EXERCISE PROMPT: Repeat the listing below in full, exactly as it stands.

START DATA SHOWN

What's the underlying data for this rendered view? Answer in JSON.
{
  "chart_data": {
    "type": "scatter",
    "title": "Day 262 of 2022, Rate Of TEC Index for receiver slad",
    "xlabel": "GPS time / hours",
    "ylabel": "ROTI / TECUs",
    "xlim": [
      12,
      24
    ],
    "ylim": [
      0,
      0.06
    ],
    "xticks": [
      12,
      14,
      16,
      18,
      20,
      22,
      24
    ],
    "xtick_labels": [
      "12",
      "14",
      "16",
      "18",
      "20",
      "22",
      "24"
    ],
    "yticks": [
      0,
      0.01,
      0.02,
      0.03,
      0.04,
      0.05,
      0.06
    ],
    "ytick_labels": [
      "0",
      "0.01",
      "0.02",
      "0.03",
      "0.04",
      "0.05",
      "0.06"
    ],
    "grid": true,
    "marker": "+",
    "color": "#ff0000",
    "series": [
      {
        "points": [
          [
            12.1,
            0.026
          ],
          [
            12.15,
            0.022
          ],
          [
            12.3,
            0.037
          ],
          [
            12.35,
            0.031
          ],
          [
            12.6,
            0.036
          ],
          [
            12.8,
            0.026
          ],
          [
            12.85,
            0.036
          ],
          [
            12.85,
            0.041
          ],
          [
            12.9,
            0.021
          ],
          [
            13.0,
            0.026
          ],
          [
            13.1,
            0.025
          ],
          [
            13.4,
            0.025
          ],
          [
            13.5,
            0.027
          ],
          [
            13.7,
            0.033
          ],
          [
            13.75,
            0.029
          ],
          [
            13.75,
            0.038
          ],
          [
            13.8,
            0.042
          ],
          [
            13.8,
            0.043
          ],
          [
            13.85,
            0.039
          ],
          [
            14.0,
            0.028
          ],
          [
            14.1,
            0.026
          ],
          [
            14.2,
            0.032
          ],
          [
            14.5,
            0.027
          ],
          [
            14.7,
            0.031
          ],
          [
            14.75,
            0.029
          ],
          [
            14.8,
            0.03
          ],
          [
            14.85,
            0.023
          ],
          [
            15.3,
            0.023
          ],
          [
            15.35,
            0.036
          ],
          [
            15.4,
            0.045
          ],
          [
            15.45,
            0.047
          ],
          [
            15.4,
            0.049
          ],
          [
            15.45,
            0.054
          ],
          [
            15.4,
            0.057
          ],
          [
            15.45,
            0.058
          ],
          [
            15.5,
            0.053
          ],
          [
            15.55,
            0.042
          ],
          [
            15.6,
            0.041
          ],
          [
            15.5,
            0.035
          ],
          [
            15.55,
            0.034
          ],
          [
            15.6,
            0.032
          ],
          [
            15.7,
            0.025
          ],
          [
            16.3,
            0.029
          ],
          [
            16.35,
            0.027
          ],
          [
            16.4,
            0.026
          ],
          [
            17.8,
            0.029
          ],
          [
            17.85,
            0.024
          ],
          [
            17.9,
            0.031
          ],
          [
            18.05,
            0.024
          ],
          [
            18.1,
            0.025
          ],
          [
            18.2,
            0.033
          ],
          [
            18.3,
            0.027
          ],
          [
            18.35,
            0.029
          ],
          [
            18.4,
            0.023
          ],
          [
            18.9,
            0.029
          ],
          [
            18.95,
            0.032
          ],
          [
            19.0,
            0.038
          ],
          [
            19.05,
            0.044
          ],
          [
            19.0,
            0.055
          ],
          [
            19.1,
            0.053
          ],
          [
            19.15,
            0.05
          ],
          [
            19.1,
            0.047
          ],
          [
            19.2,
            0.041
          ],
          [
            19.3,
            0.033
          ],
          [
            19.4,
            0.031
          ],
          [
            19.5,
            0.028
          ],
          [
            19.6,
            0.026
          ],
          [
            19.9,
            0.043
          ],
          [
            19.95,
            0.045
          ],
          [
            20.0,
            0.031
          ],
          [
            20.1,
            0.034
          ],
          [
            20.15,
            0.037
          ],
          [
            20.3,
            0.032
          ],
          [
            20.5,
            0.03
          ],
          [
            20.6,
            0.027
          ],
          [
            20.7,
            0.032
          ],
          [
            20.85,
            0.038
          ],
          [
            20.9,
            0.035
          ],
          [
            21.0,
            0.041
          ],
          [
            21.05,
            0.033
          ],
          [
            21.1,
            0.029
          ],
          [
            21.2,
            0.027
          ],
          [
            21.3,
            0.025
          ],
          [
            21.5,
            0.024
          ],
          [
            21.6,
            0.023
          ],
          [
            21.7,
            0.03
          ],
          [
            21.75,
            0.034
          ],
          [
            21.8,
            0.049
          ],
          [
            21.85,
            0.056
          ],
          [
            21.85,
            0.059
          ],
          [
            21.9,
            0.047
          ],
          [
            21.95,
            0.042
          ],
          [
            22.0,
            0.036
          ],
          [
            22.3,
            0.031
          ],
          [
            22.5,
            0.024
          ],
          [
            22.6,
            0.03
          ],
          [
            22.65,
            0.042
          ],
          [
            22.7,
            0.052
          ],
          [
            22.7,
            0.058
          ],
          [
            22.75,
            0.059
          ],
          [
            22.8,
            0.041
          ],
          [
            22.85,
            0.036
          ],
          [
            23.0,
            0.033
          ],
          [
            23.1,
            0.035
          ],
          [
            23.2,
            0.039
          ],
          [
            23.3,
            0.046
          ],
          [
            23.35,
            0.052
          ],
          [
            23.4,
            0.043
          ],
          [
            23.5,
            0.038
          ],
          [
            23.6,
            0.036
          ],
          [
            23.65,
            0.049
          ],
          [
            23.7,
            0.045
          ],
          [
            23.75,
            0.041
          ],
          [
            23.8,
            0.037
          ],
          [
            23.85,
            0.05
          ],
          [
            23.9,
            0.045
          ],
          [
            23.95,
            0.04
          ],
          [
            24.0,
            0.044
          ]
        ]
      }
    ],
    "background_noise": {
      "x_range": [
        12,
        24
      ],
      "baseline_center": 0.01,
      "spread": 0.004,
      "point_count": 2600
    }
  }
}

END DATA SHOWN

CORRECT OUTPUT:
What's the underlying data for this rendered view? Answer in JSON.
{
  "chart_data": {
    "type": "scatter",
    "title": "Day 262 of 2022, Rate Of TEC Index for receiver slad",
    "xlabel": "GPS time / hours",
    "ylabel": "ROTI / TECUs",
    "xlim": [
      12,
      24
    ],
    "ylim": [
      0,
      0.06
    ],
    "xticks": [
      12,
      14,
      16,
      18,
      20,
      22,
      24
    ],
    "xtick_labels": [
      "12",
      "14",
      "16",
      "18",
      "20",
      "22",
      "24"
    ],
    "yticks": [
      0,
      0.01,
      0.02,
      0.03,
      0.04,
      0.05,
      0.06
    ],
    "ytick_labels": [
      "0",
      "0.01",
      "0.02",
      "0.03",
      "0.04",
      "0.05",
      "0.06"
    ],
    "grid": true,
    "marker": "+",
    "color": "#ff0000",
    "series": [
      {
        "points": [
          [
            12.1,
            0.026
          ],
          [
            12.15,
            0.022
          ],
          [
            12.3,
            0.037
          ],
          [
            12.35,
            0.031
          ],
          [
            12.6,
            0.036
          ],
          [
            12.8,
            0.026
          ],
          [
            12.85,
            0.036
          ],
          [
            12.85,
            0.041
          ],
          [
            12.9,
            0.021
          ],
          [
            13.0,
            0.026
          ],
          [
            13.1,
            0.025
          ],
          [
            13.4,
            0.025
          ],
          [
            13.5,
            0.027
          ],
          [
            13.7,
            0.033
          ],
          [
            13.75,
            0.029
          ],
          [
            13.75,
            0.038
          ],
          [
            13.8,
            0.042
          ],
          [
            13.8,
            0.043
          ],
          [
            13.85,
            0.039
          ],
          [
            14.0,
            0.028
          ],
          [
            14.1,
            0.026
          ],
          [
            14.2,
            0.032
          ],
          [
            14.5,
            0.027
          ],
          [
            14.7,
            0.031
          ],
          [
            14.75,
            0.029
          ],
          [
            14.8,
            0.03
          ],
          [
            14.85,
            0.023
          ],
          [
            15.3,
            0.023
          ],
          [
            15.35,
            0.036
          ],
          [
            15.4,
            0.045
          ],
          [
            15.45,
            0.047
          ],
          [
            15.4,
            0.049
          ],
          [
            15.45,
            0.054
          ],
          [
            15.4,
            0.057
          ],
          [
            15.45,
            0.058
          ],
          [
            15.5,
            0.053
          ],
          [
            15.55,
            0.042
          ],
          [
            15.6,
            0.041
          ],
          [
            15.5,
            0.035
          ],
          [
            15.55,
            0.034
          ],
          [
            15.6,
            0.032
          ],
          [
            15.7,
            0.025
          ],
          [
            16.3,
            0.029
          ],
          [
            16.35,
            0.027
          ],
          [
            16.4,
            0.026
          ],
          [
            17.8,
            0.029
          ],
          [
            17.85,
            0.024
          ],
          [
            17.9,
            0.031
          ],
          [
            18.05,
            0.024
          ],
          [
            18.1,
            0.025
          ],
          [
            18.2,
            0.033
          ],
          [
            18.3,
            0.027
          ],
          [
            18.35,
            0.029
          ],
          [
            18.4,
            0.023
          ],
          [
            18.9,
            0.029
          ],
          [
            18.95,
            0.032
          ],
          [
            19.0,
            0.038
          ],
          [
            19.05,
            0.044
          ],
          [
            19.0,
            0.055
          ],
          [
            19.1,
            0.053
          ],
          [
            19.15,
            0.05
          ],
          [
            19.1,
            0.047
          ],
          [
            19.2,
            0.041
          ],
          [
            19.3,
            0.033
          ],
          [
            19.4,
            0.031
          ],
          [
            19.5,
            0.028
          ],
          [
            19.6,
            0.026
          ],
          [
            19.9,
            0.043
          ],
          [
            19.95,
            0.045
          ],
          [
            20.0,
            0.031
          ],
          [
            20.1,
            0.034
          ],
          [
            20.15,
            0.037
          ],
          [
            20.3,
            0.032
          ],
          [
            20.5,
            0.03
          ],
          [
            20.6,
            0.027
          ],
          [
            20.7,
            0.032
          ],
          [
            20.85,
            0.038
          ],
          [
            20.9,
            0.035
          ],
          [
            21.0,
            0.041
          ],
          [
            21.05,
            0.033
          ],
          [
            21.1,
            0.029
          ],
          [
            21.2,
            0.027
          ],
          [
            21.3,
            0.025
          ],
          [
            21.5,
            0.024
          ],
          [
            21.6,
            0.023
          ],
          [
            21.7,
            0.03
          ],
          [
            21.75,
            0.034
          ],
          [
            21.8,
            0.049
          ],
          [
            21.85,
            0.056
          ],
          [
            21.85,
            0.059
          ],
          [
            21.9,
            0.047
          ],
          [
            21.95,
            0.042
          ],
          [
            22.0,
            0.036
          ],
          [
            22.3,
            0.031
          ],
          [
            22.5,
            0.024
          ],
          [
            22.6,
            0.03
          ],
          [
            22.65,
            0.042
          ],
          [
            22.7,
            0.052
          ],
          [
            22.7,
            0.058
          ],
          [
            22.75,
            0.059
          ],
          [
            22.8,
            0.041
          ],
          [
            22.85,
            0.036
          ],
          [
            23.0,
            0.033
          ],
          [
            23.1,
            0.035
          ],
          [
            23.2,
            0.039
          ],
          [
            23.3,
            0.046
          ],
          [
            23.35,
            0.052
          ],
          [
            23.4,
            0.043
          ],
          [
            23.5,
            0.038
          ],
          [
            23.6,
            0.036
          ],
          [
            23.65,
            0.049
          ],
          [
            23.7,
            0.045
          ],
          [
            23.75,
            0.041
          ],
          [
            23.8,
            0.037
          ],
          [
            23.85,
            0.05
          ],
          [
            23.9,
            0.045
          ],
          [
            23.95,
            0.04
          ],
          [
            24.0,
            0.044
          ]
        ]
      }
    ],
    "background_noise": {
      "x_range": [
        12,
        24
      ],
      "baseline_center": 0.01,
      "spread": 0.004,
      "point_count": 2600
    }
  }
}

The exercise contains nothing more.